(Data tied to figure images)
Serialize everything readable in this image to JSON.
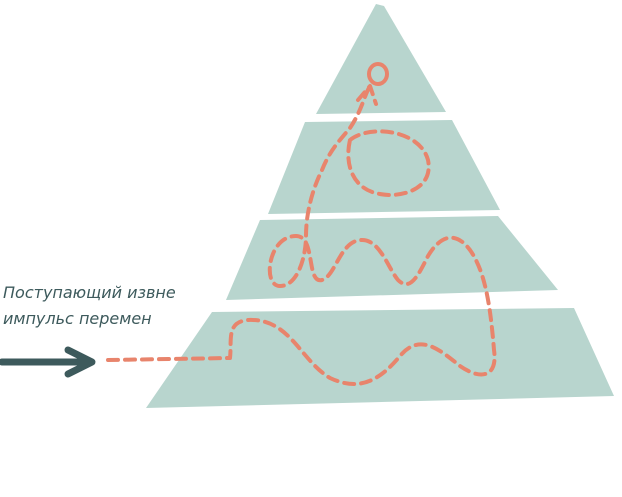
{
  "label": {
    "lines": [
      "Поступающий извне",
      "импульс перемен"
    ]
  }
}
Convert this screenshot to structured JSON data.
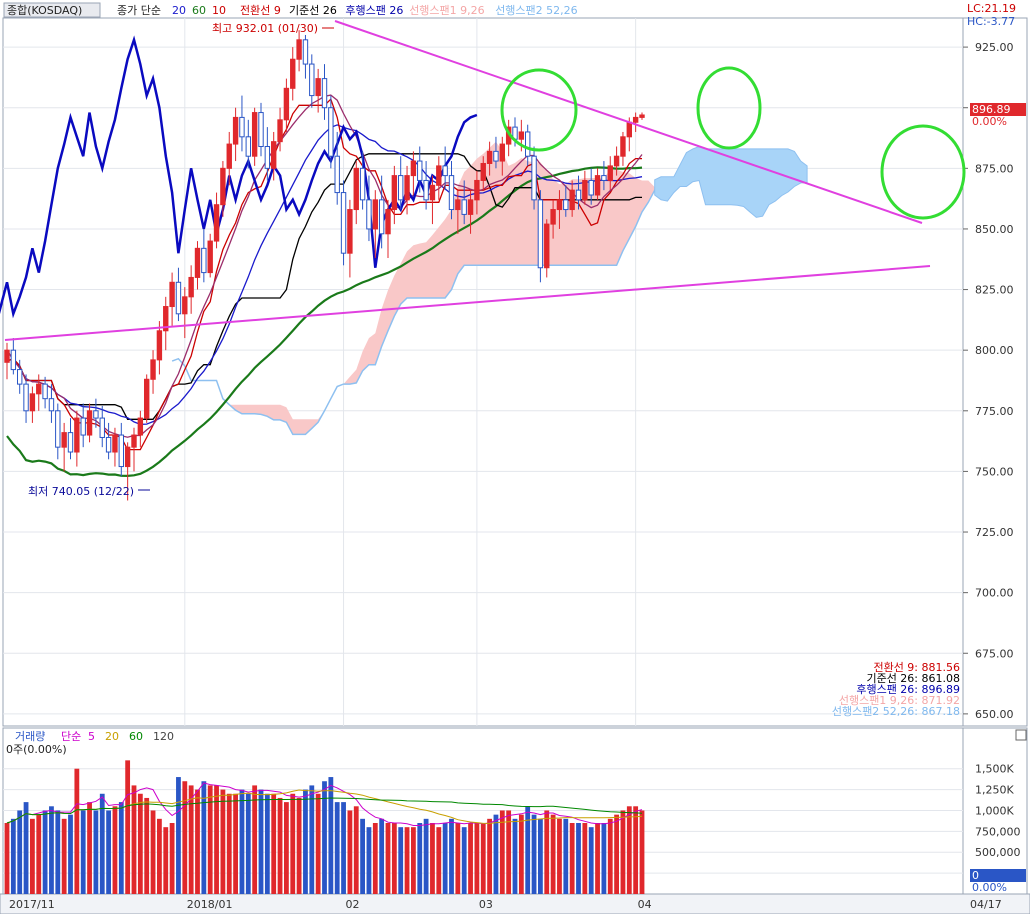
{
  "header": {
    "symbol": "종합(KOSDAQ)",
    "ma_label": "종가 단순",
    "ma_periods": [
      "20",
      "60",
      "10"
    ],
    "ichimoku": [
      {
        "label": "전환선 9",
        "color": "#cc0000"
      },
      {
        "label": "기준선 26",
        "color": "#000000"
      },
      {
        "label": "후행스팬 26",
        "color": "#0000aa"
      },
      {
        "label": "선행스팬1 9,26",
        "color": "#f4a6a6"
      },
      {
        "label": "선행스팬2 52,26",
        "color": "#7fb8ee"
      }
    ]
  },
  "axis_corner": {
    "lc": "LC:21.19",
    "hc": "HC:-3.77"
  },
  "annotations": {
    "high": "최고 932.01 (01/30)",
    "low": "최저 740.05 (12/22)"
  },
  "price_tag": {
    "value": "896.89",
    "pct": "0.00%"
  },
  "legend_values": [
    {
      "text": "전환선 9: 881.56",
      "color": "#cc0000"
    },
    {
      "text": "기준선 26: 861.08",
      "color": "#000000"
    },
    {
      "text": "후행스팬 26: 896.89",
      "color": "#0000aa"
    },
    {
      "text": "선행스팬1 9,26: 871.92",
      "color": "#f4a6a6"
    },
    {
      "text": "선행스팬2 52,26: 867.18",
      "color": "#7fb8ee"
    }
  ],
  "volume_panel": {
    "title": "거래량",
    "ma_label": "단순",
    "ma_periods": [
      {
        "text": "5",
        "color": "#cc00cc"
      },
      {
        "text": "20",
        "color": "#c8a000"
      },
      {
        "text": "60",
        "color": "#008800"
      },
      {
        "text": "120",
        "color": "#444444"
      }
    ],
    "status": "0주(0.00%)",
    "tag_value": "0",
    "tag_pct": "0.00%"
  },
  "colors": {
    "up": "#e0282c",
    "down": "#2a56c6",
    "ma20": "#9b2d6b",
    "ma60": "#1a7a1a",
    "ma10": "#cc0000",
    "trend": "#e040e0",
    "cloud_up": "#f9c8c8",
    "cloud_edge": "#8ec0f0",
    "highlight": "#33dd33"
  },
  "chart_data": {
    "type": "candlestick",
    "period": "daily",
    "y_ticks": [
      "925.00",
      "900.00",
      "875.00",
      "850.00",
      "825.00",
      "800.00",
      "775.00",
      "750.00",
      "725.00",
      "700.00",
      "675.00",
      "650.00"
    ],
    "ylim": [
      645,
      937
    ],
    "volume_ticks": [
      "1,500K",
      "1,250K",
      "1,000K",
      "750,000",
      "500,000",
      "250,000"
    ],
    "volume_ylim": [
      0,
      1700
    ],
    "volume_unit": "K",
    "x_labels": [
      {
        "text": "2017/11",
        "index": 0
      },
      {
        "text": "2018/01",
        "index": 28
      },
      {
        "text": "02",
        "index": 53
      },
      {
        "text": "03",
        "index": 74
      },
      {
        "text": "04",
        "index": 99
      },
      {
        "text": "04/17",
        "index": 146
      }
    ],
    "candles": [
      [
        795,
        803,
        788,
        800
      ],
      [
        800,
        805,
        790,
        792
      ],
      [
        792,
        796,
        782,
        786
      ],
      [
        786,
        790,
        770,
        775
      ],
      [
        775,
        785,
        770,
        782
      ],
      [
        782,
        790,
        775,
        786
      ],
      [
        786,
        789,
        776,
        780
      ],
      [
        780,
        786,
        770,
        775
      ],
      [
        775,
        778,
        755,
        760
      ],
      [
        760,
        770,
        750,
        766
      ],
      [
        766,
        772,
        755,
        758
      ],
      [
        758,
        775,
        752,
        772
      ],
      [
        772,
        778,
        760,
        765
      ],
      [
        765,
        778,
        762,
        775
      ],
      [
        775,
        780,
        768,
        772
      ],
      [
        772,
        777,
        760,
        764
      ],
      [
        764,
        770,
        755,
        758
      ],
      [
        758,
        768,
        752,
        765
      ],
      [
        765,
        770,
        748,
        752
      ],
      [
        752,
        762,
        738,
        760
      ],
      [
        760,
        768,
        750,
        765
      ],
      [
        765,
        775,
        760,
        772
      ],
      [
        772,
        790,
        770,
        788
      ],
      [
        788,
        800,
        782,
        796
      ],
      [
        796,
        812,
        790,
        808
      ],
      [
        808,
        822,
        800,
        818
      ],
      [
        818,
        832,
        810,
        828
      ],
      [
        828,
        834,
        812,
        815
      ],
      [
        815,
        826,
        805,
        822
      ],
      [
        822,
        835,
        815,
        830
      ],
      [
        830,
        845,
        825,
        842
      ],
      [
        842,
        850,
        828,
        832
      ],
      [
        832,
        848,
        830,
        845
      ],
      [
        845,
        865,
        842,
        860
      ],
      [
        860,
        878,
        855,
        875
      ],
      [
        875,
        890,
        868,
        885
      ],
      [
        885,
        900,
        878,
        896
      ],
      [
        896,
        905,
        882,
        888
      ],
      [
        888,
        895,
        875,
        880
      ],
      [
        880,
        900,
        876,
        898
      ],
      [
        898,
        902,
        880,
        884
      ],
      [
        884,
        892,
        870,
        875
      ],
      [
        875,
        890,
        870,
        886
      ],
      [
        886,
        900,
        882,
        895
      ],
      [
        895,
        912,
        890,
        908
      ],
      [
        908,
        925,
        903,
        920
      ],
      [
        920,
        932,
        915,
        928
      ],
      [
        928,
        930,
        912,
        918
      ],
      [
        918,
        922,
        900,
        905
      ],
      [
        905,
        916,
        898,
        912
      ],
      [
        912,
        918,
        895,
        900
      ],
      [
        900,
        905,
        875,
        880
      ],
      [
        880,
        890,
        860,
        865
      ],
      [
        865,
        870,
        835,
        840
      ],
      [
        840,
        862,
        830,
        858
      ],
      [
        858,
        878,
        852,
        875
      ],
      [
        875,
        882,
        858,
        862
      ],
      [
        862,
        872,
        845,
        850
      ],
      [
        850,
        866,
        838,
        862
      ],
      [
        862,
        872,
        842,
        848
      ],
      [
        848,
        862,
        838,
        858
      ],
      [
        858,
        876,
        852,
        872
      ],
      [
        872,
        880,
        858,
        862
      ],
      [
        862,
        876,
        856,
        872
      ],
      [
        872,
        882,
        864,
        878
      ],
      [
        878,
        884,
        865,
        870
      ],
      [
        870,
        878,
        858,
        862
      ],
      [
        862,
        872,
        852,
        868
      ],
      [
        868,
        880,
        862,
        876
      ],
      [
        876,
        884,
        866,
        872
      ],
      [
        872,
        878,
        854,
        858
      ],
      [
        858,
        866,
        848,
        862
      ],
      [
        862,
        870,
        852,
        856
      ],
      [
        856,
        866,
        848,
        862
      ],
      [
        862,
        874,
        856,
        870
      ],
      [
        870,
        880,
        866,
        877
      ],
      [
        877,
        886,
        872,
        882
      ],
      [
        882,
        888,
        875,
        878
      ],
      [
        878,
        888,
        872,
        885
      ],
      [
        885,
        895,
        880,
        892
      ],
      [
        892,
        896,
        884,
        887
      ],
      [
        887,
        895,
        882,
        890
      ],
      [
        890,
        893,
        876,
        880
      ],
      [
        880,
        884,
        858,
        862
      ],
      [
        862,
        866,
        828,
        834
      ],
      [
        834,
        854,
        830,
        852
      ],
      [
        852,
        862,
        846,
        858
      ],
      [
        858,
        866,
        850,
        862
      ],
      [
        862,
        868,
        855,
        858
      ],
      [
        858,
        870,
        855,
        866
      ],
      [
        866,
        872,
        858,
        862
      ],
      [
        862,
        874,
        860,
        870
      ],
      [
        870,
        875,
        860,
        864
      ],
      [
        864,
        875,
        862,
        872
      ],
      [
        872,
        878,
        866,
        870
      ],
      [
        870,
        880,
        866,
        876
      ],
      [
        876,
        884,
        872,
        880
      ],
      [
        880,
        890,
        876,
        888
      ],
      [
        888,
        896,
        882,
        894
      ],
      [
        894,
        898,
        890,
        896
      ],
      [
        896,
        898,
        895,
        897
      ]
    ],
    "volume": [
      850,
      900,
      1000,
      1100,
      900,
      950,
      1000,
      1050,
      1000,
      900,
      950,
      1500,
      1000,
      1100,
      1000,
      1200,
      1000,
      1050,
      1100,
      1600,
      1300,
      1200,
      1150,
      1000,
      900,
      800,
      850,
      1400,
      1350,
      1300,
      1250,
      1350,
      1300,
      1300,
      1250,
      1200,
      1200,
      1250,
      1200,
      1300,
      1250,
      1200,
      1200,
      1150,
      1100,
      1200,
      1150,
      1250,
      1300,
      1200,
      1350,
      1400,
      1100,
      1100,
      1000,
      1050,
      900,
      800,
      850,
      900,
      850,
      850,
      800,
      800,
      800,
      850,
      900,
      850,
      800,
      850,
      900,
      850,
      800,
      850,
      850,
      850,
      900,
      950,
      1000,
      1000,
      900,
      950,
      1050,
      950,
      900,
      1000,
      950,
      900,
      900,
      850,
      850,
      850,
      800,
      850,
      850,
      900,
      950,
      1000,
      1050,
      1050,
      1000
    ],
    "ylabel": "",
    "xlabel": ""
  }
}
...
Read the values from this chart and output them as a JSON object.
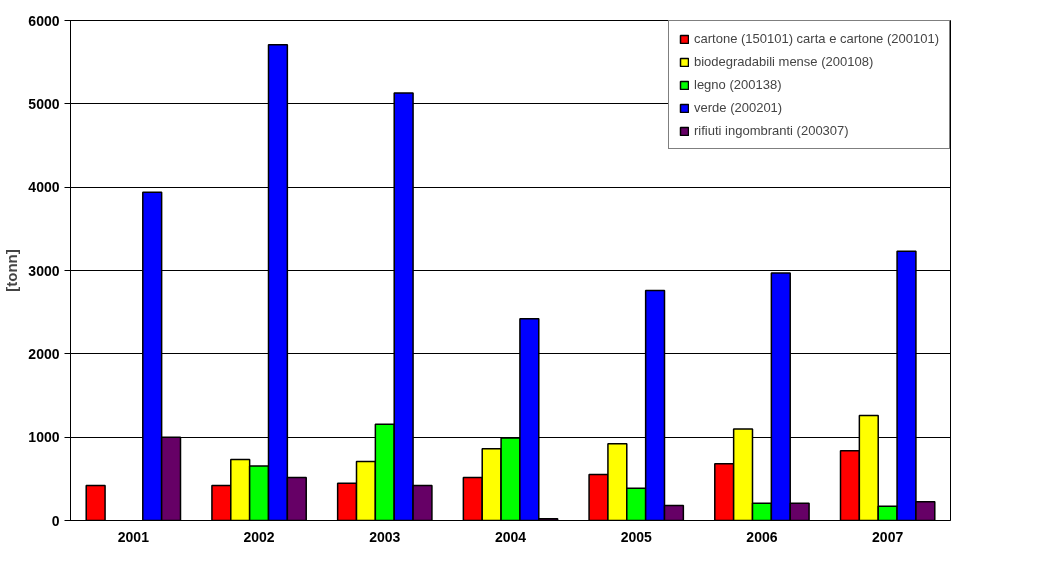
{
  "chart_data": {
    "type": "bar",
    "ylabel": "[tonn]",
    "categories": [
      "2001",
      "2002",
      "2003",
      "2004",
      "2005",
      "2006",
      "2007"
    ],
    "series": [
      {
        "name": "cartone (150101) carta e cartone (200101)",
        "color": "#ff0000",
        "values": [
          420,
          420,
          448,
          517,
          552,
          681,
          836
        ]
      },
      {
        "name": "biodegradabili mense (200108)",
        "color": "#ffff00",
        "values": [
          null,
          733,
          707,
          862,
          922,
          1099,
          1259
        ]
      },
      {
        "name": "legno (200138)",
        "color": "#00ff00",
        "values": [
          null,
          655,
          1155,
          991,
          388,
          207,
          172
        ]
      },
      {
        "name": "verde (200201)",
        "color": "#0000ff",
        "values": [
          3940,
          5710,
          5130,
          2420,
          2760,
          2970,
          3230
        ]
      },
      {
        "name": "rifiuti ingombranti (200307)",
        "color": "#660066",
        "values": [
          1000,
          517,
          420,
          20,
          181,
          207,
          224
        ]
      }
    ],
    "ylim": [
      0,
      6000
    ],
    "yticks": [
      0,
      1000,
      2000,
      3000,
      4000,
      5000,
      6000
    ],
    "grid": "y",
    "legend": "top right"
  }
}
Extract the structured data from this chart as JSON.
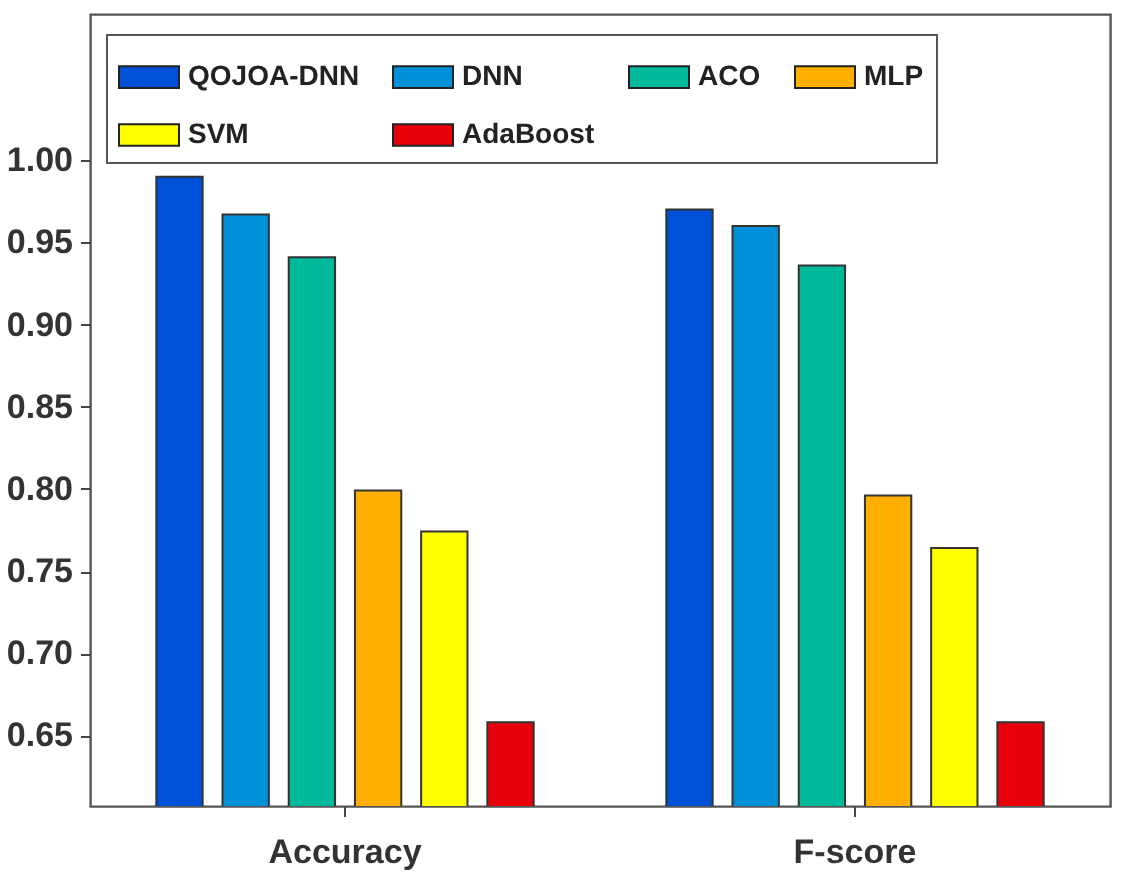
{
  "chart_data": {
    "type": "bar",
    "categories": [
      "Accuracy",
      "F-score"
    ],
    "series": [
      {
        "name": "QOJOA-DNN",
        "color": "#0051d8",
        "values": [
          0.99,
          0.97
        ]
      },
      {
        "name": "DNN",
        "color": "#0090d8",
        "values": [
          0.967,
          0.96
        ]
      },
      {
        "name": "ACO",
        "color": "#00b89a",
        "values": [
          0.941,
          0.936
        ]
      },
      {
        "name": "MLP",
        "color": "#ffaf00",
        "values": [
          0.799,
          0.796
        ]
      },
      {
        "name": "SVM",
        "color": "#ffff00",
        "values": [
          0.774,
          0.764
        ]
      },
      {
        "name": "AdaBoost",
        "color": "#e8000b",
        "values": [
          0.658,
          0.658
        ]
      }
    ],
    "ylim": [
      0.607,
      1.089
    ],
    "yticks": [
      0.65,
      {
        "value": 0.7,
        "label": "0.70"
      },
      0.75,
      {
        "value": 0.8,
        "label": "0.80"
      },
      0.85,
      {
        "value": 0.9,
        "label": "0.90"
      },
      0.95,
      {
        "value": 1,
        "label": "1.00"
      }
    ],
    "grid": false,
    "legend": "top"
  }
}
--
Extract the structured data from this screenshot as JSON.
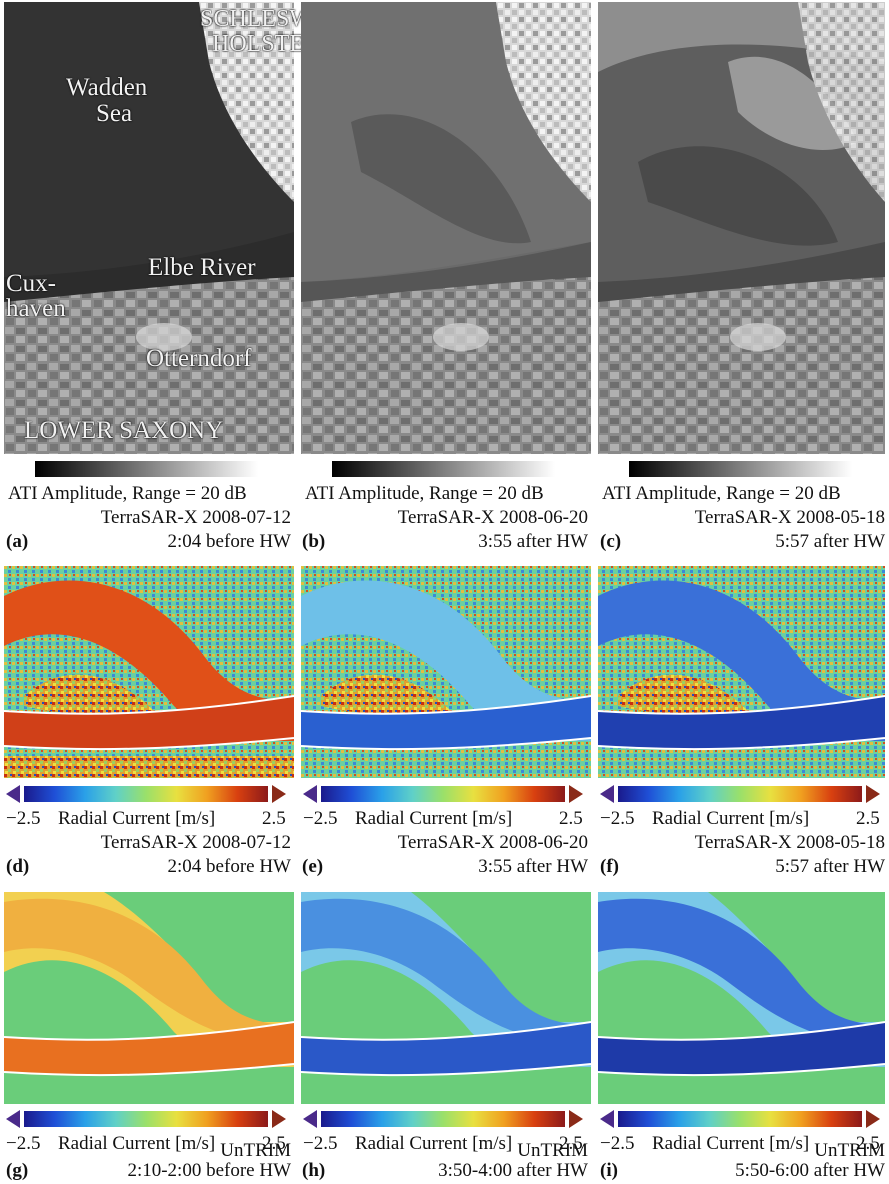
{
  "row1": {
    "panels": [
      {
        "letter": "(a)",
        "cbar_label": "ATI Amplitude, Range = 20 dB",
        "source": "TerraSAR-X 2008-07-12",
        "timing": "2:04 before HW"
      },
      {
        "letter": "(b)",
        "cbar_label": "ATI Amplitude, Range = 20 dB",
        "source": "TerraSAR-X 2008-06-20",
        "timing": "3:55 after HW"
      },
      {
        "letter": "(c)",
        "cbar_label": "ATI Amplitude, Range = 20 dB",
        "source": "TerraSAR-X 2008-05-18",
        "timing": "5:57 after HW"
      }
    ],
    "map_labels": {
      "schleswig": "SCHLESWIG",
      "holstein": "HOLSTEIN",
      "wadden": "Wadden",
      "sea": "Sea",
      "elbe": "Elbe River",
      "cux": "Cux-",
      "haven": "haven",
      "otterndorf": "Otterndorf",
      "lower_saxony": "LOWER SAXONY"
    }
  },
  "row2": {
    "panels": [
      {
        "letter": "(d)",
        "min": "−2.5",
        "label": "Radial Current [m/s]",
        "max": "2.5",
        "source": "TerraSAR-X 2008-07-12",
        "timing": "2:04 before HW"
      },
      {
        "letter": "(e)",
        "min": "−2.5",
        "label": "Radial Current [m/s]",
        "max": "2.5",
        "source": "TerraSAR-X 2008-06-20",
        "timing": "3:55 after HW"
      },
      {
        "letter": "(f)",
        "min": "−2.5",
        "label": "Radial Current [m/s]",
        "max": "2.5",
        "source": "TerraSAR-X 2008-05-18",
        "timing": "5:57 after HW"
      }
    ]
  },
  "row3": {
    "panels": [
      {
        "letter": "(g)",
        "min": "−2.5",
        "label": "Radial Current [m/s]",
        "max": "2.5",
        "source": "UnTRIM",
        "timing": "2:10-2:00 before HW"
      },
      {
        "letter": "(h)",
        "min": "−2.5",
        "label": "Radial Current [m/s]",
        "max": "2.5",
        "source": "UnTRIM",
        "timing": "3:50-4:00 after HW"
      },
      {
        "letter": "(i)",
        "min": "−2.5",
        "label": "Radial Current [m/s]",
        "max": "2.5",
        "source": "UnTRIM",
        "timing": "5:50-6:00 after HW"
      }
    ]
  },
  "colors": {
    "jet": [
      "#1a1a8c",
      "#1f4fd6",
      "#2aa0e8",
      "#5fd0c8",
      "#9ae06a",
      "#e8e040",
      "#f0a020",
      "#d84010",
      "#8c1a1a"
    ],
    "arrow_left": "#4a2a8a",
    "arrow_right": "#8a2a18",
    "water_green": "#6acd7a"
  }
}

Written problem: Out of the material above, gather each line where "letter" appears.

Written response:
        "letter": "(a)",
        "letter": "(b)",
        "letter": "(c)",
        "letter": "(d)",
        "letter": "(e)",
        "letter": "(f)",
        "letter": "(g)",
        "letter": "(h)",
        "letter": "(i)",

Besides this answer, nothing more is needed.